[Stored items from a collection]
------------------------
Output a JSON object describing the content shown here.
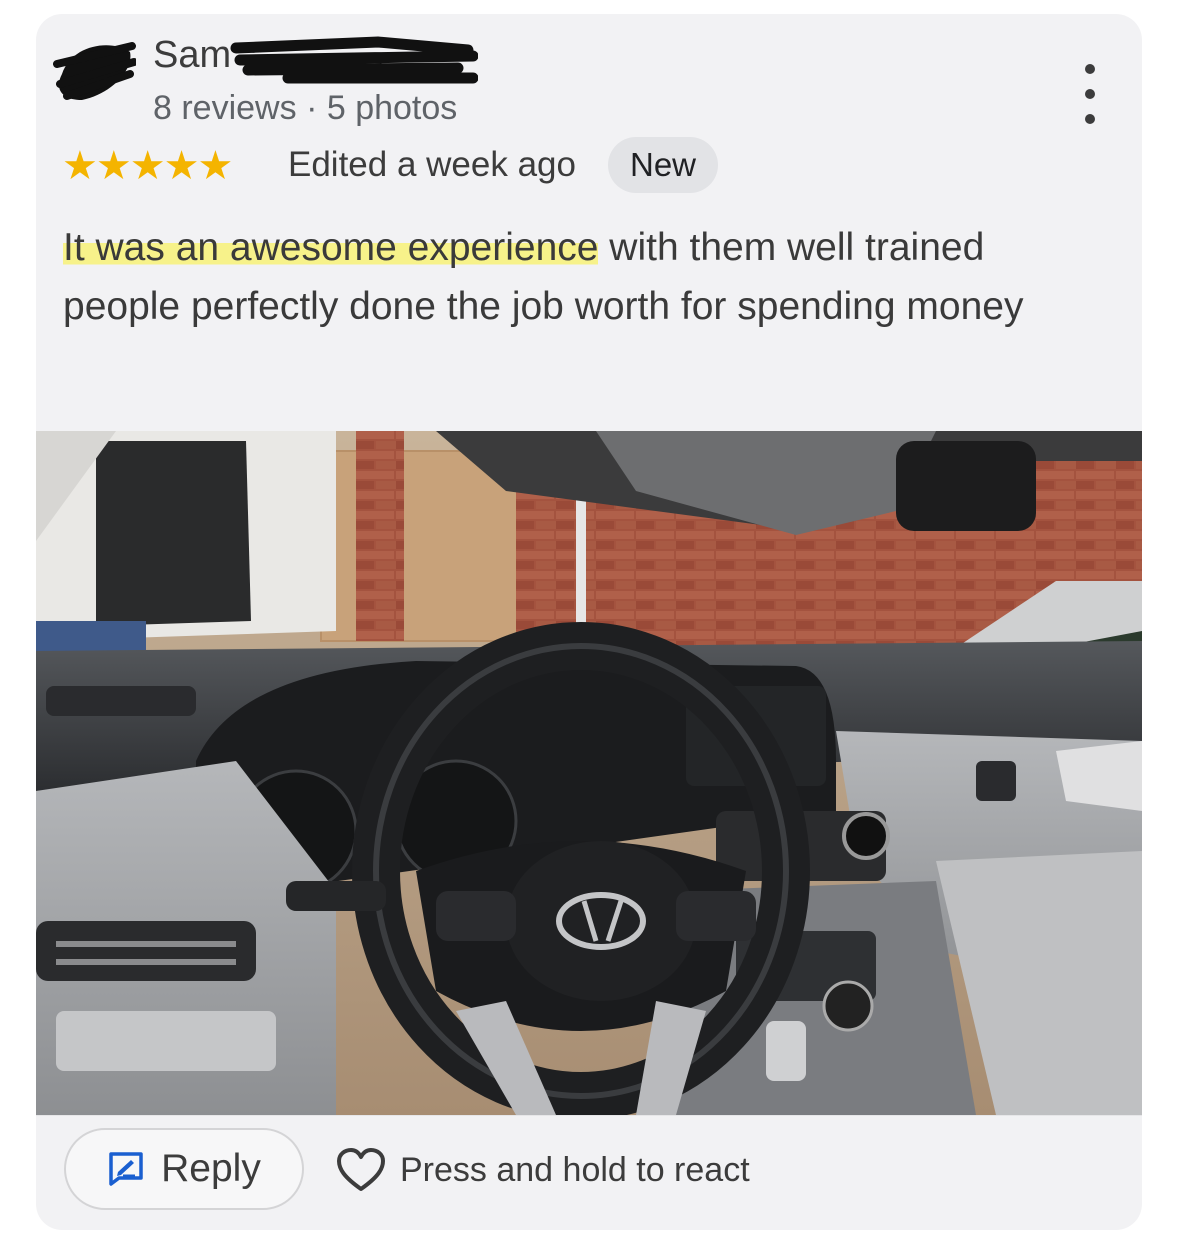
{
  "reviewer": {
    "name": "Sam",
    "reviews": "8 reviews",
    "separator": "·",
    "photos": "5 photos"
  },
  "rating": {
    "stars": 5,
    "max": 5,
    "star_color": "#f4b400"
  },
  "edited": "Edited a week ago",
  "badge": "New",
  "review": {
    "highlighted": "It was an awesome experience",
    "rest": " with them well trained people perfectly done the job worth for spending money",
    "highlight_color": "#f7f28a"
  },
  "photo": {
    "description_icon": "car-interior-photo",
    "steering_logo": "hyundai-logo"
  },
  "actions": {
    "reply_label": "Reply",
    "react_label": "Press and hold to react"
  },
  "icons": {
    "more": "more-vert-icon",
    "reply": "reply-icon",
    "heart": "heart-outline-icon"
  }
}
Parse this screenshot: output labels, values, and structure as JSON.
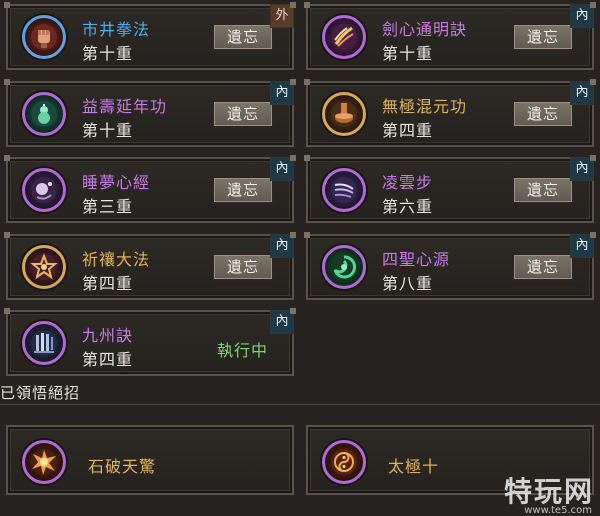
{
  "skills": [
    {
      "name": "市井拳法",
      "level": "第十重",
      "action": "遺忘",
      "type_tag": "外",
      "icon": "fist-icon"
    },
    {
      "name": "劍心通明訣",
      "level": "第十重",
      "action": "遺忘",
      "type_tag": "內",
      "icon": "sword-slash-icon"
    },
    {
      "name": "益壽延年功",
      "level": "第十重",
      "action": "遺忘",
      "type_tag": "內",
      "icon": "gourd-icon"
    },
    {
      "name": "無極混元功",
      "level": "第四重",
      "action": "遺忘",
      "type_tag": "內",
      "icon": "cauldron-icon"
    },
    {
      "name": "睡夢心經",
      "level": "第三重",
      "action": "遺忘",
      "type_tag": "內",
      "icon": "dream-icon"
    },
    {
      "name": "凌雲步",
      "level": "第六重",
      "action": "遺忘",
      "type_tag": "內",
      "icon": "wind-wing-icon"
    },
    {
      "name": "祈禳大法",
      "level": "第四重",
      "action": "遺忘",
      "type_tag": "內",
      "icon": "star-mandala-icon"
    },
    {
      "name": "四聖心源",
      "level": "第八重",
      "action": "遺忘",
      "type_tag": "內",
      "icon": "green-swirl-icon"
    },
    {
      "name": "九州訣",
      "level": "第四重",
      "action": "執行中",
      "type_tag": "內",
      "icon": "pillars-icon"
    }
  ],
  "section_title": "已領悟絕招",
  "ultimates": [
    {
      "name": "石破天驚",
      "icon": "rock-burst-icon"
    },
    {
      "name": "太極十",
      "icon": "taiji-icon"
    }
  ],
  "watermark": {
    "main": "特玩网",
    "sub": "www.te5.com"
  },
  "colors": {
    "blue_name": "#46b0ea",
    "purple_name": "#c87ae6",
    "gold_name": "#e3b454",
    "active_green": "#7ed86e"
  }
}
------------------------
Objective:
Reproduce every line precisely as given, omitting all pictures.

Correct answer:
Output a JSON object describing the content shown here.
{
  "reviewer": {
    "name": "Sam",
    "reviews": "8 reviews",
    "separator": "·",
    "photos": "5 photos"
  },
  "rating": {
    "stars": 5,
    "max": 5,
    "star_color": "#f4b400"
  },
  "edited": "Edited a week ago",
  "badge": "New",
  "review": {
    "highlighted": "It was an awesome experience",
    "rest": " with them well trained people perfectly done the job worth for spending money",
    "highlight_color": "#f7f28a"
  },
  "photo": {
    "description_icon": "car-interior-photo",
    "steering_logo": "hyundai-logo"
  },
  "actions": {
    "reply_label": "Reply",
    "react_label": "Press and hold to react"
  },
  "icons": {
    "more": "more-vert-icon",
    "reply": "reply-icon",
    "heart": "heart-outline-icon"
  }
}
Parse this screenshot: output labels, values, and structure as JSON.
{
  "skills": [
    {
      "name": "市井拳法",
      "level": "第十重",
      "action": "遺忘",
      "type_tag": "外",
      "icon": "fist-icon"
    },
    {
      "name": "劍心通明訣",
      "level": "第十重",
      "action": "遺忘",
      "type_tag": "內",
      "icon": "sword-slash-icon"
    },
    {
      "name": "益壽延年功",
      "level": "第十重",
      "action": "遺忘",
      "type_tag": "內",
      "icon": "gourd-icon"
    },
    {
      "name": "無極混元功",
      "level": "第四重",
      "action": "遺忘",
      "type_tag": "內",
      "icon": "cauldron-icon"
    },
    {
      "name": "睡夢心經",
      "level": "第三重",
      "action": "遺忘",
      "type_tag": "內",
      "icon": "dream-icon"
    },
    {
      "name": "凌雲步",
      "level": "第六重",
      "action": "遺忘",
      "type_tag": "內",
      "icon": "wind-wing-icon"
    },
    {
      "name": "祈禳大法",
      "level": "第四重",
      "action": "遺忘",
      "type_tag": "內",
      "icon": "star-mandala-icon"
    },
    {
      "name": "四聖心源",
      "level": "第八重",
      "action": "遺忘",
      "type_tag": "內",
      "icon": "green-swirl-icon"
    },
    {
      "name": "九州訣",
      "level": "第四重",
      "action": "執行中",
      "type_tag": "內",
      "icon": "pillars-icon"
    }
  ],
  "section_title": "已領悟絕招",
  "ultimates": [
    {
      "name": "石破天驚",
      "icon": "rock-burst-icon"
    },
    {
      "name": "太極十",
      "icon": "taiji-icon"
    }
  ],
  "watermark": {
    "main": "特玩网",
    "sub": "www.te5.com"
  },
  "colors": {
    "blue_name": "#46b0ea",
    "purple_name": "#c87ae6",
    "gold_name": "#e3b454",
    "active_green": "#7ed86e"
  }
}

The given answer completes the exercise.